Data excerpts:
----
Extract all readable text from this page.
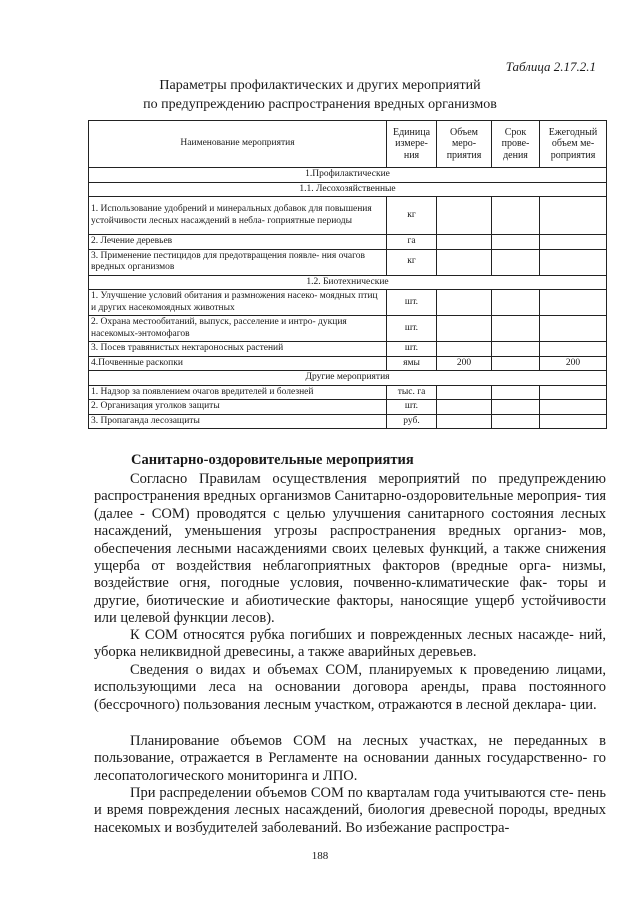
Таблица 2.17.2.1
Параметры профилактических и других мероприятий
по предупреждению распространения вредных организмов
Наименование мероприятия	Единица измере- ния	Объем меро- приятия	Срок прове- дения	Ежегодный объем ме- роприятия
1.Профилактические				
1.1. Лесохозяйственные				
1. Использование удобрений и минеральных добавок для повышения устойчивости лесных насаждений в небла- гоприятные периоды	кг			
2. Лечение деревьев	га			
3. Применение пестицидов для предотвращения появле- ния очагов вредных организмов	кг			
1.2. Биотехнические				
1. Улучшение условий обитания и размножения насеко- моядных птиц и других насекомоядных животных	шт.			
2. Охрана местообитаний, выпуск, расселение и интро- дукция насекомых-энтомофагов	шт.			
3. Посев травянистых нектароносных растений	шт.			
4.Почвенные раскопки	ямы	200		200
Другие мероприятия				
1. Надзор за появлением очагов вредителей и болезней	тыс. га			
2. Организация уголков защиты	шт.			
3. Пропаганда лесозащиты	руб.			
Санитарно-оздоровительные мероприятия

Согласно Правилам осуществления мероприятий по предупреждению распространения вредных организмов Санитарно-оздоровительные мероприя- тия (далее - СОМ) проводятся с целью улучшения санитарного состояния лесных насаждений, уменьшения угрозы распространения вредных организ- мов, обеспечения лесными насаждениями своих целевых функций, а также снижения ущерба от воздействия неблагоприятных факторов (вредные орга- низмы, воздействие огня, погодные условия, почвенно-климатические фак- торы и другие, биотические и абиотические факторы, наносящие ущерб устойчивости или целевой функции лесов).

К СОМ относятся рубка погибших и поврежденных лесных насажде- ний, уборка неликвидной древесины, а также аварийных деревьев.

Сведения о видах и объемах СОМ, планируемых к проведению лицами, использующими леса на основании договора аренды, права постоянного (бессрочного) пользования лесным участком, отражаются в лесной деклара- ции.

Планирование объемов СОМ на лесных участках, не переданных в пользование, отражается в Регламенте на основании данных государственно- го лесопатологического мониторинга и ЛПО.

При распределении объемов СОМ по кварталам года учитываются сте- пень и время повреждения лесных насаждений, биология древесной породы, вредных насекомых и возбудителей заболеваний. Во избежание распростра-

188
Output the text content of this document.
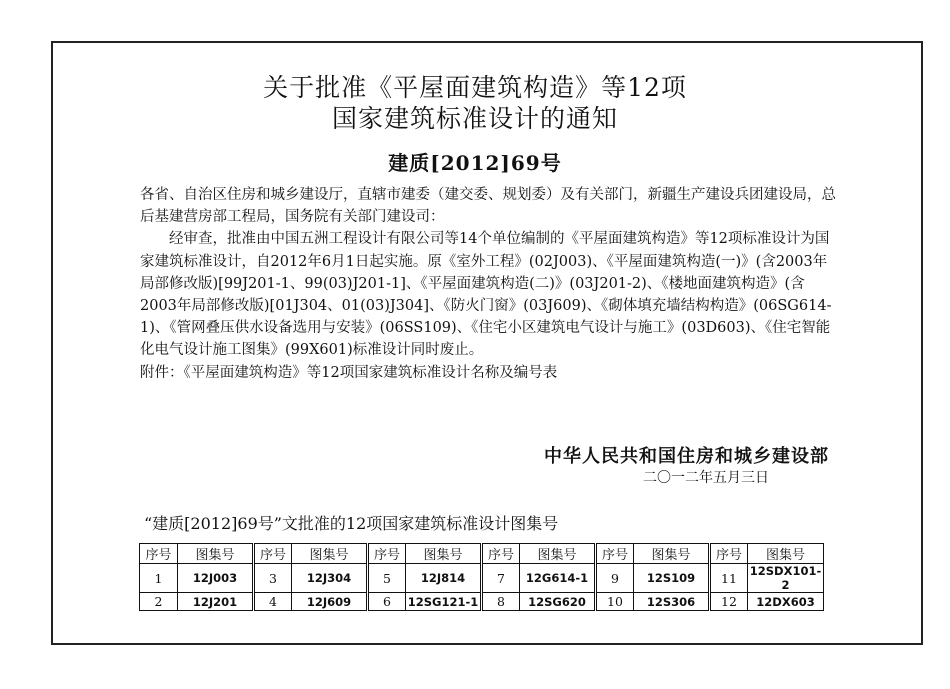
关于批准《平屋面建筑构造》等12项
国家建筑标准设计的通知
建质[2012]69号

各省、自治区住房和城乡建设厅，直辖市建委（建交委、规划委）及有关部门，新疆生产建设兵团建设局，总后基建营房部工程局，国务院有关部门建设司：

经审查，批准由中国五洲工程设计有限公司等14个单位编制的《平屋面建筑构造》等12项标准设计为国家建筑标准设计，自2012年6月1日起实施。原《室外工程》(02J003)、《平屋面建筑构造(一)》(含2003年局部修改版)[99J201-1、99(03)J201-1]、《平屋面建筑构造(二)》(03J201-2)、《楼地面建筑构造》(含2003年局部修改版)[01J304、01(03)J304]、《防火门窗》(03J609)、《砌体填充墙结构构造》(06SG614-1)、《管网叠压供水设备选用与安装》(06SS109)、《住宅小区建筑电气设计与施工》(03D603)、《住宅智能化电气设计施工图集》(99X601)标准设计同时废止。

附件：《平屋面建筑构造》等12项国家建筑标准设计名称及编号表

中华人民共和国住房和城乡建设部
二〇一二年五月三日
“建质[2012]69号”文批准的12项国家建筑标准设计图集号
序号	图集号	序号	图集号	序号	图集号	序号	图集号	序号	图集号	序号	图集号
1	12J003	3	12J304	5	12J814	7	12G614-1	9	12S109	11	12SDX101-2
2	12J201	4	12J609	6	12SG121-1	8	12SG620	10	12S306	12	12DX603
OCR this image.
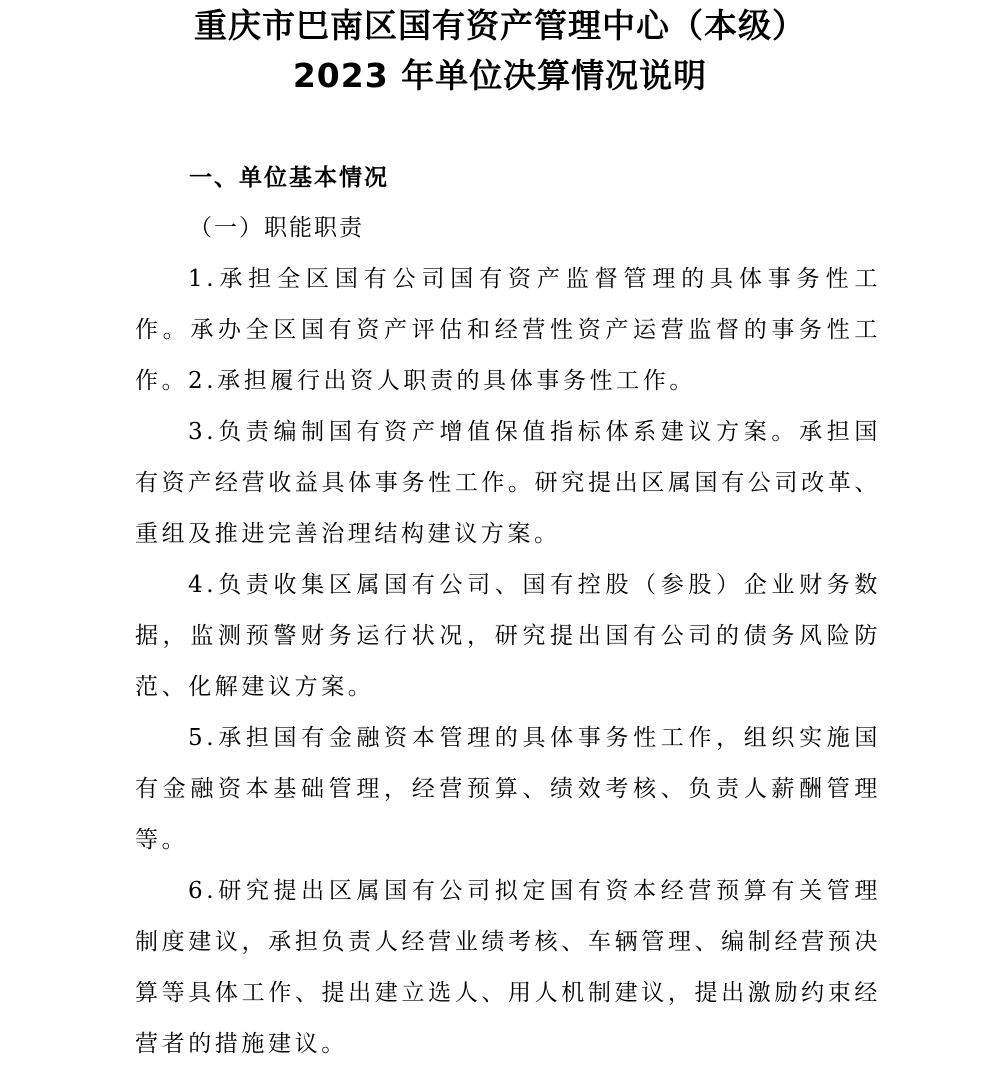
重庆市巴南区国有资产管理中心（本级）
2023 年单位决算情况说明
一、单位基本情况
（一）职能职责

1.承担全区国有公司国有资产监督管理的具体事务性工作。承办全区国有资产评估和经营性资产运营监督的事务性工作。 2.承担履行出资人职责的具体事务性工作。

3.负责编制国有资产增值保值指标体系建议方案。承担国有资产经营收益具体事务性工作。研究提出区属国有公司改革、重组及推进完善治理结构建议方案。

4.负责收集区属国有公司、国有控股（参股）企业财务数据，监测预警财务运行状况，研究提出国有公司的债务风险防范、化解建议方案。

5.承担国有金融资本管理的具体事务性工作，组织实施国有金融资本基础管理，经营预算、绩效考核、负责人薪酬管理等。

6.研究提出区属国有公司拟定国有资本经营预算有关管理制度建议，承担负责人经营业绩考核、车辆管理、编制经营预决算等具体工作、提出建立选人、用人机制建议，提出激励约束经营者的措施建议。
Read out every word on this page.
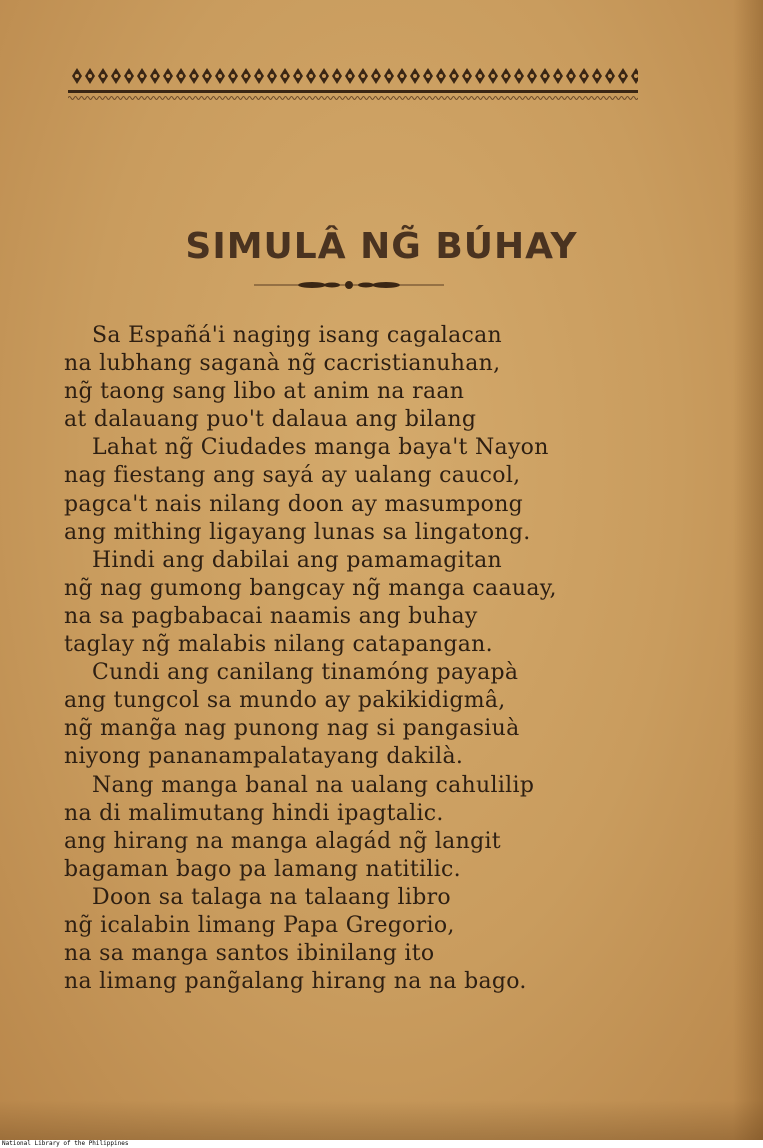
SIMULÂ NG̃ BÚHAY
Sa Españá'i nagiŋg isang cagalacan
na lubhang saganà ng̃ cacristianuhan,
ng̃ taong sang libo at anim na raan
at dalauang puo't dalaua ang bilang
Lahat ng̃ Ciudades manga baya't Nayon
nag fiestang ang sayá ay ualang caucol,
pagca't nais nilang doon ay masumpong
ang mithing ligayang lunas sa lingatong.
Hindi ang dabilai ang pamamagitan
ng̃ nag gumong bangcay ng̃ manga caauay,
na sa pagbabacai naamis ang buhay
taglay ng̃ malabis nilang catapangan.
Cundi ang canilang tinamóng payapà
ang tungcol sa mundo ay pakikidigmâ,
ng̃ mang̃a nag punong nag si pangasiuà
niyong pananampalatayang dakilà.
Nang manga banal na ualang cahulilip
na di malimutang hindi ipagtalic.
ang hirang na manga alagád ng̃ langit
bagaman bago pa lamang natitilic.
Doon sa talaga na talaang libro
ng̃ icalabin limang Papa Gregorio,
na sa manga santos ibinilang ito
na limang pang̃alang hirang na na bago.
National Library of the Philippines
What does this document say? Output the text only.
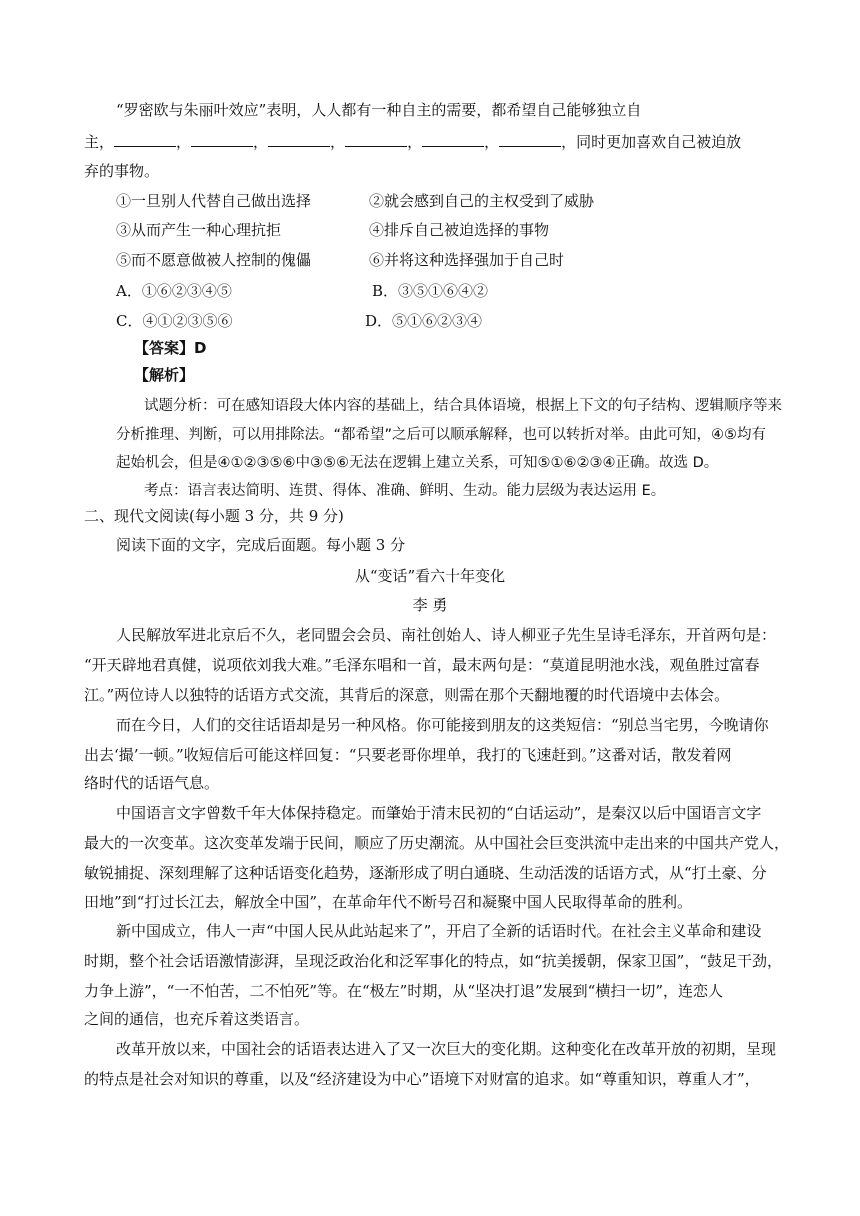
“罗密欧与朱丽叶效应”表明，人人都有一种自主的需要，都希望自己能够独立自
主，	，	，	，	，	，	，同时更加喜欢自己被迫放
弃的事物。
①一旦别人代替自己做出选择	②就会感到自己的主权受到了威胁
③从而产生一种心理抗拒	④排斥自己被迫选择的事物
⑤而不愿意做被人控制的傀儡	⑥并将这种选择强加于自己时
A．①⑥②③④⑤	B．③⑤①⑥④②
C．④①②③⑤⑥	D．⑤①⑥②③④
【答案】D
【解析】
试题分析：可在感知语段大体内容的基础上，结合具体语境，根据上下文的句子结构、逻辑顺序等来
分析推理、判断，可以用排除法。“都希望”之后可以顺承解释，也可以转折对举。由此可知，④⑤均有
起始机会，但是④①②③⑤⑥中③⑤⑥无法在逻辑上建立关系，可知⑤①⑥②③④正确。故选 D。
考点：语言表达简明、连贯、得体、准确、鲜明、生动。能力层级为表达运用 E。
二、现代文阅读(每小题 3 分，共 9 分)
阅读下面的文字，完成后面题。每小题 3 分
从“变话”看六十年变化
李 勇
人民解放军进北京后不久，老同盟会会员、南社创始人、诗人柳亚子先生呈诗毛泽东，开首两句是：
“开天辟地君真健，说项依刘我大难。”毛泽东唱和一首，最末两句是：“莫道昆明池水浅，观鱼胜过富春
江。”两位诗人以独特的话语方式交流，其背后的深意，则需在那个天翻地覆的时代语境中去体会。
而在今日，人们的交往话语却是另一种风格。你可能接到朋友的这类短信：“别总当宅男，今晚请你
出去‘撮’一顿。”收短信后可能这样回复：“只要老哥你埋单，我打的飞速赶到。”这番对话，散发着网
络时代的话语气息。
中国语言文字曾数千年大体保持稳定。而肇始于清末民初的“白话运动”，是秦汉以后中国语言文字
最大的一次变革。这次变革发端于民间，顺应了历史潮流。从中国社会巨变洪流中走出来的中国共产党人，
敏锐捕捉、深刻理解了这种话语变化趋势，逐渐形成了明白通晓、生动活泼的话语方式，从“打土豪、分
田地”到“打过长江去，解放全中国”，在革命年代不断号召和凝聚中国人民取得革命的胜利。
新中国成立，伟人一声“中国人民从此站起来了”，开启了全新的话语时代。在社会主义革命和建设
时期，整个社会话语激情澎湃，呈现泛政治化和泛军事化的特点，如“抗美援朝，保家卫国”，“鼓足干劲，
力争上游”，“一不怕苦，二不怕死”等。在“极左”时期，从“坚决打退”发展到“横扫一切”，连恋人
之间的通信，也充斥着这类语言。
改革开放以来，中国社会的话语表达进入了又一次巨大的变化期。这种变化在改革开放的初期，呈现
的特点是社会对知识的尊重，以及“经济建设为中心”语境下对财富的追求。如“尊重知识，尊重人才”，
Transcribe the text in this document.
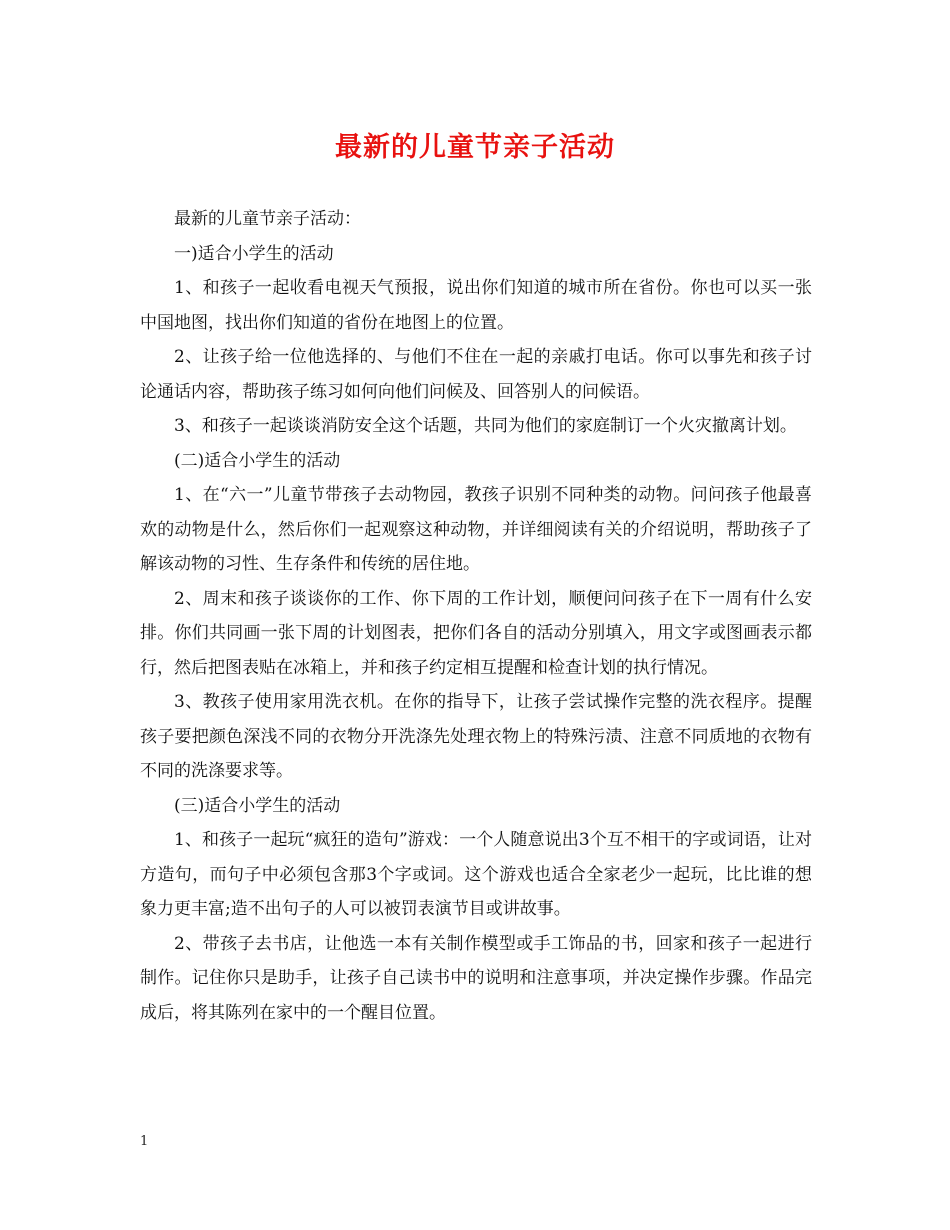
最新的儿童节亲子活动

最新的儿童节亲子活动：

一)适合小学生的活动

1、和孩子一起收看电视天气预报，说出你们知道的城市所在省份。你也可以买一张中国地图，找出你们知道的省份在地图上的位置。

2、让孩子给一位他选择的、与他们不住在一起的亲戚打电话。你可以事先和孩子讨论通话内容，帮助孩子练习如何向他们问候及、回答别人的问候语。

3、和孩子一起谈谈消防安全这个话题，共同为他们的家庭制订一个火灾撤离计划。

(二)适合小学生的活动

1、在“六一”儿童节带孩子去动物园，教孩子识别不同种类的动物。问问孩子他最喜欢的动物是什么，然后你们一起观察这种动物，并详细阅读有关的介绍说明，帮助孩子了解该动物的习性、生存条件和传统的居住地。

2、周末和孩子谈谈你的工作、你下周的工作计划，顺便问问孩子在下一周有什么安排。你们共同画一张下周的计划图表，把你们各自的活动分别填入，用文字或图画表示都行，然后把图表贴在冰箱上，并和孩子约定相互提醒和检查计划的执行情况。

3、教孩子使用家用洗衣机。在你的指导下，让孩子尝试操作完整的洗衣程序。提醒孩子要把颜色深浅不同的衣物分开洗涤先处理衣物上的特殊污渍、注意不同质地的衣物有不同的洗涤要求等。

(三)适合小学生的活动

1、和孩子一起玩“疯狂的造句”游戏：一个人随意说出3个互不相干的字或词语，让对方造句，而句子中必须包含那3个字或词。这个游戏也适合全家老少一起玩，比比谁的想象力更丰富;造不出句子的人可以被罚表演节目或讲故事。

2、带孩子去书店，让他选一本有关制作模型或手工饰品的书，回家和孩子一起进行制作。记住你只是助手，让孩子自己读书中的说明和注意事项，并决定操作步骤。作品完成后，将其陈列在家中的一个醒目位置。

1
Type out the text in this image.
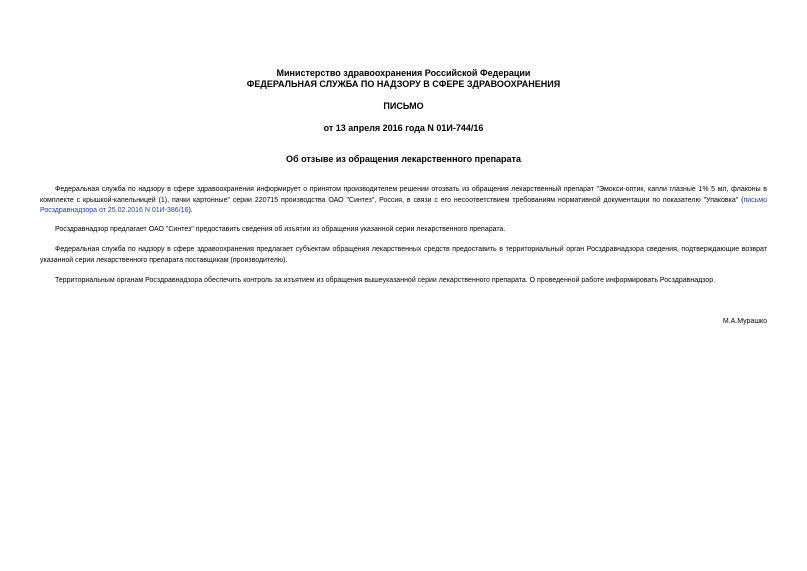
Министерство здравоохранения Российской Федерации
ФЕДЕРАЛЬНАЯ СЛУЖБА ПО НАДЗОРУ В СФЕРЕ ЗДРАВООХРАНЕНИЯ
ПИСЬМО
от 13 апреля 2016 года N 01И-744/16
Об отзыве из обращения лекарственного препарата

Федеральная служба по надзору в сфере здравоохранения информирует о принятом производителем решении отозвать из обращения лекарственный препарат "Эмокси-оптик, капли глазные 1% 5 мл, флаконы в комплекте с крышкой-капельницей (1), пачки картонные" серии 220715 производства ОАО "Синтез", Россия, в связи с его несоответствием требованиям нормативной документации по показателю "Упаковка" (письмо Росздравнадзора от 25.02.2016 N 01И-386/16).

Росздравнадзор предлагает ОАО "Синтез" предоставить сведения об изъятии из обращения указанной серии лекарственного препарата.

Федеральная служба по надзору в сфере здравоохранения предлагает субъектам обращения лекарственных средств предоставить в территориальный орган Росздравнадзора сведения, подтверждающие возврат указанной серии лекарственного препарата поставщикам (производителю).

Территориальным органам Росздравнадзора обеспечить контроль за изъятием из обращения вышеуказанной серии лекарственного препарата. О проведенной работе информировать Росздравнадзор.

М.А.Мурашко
----
--- Goal of the exercise ---
Show every line of the listing in which the string "Синтез" can be found.

--- Answer to this problem ---
Федеральная служба по надзору в сфере здравоохранения информирует о принятом производителем решении отозвать из обращения лекарственный препарат "Эмокси-оптик, капли глазные 1% 5 мл, флаконы в комплекте с крышкой-капельницей (1), пачки картонные" серии 220715 производства ОАО "Синтез", Россия, в связи с его несоответствием требованиям нормативной документации по показателю "Упаковка" (письмо Росздравнадзора от 25.02.2016 N 01И-386/16).
Росздравнадзор предлагает ОАО "Синтез" предоставить сведения об изъятии из обращения указанной серии лекарственного препарата.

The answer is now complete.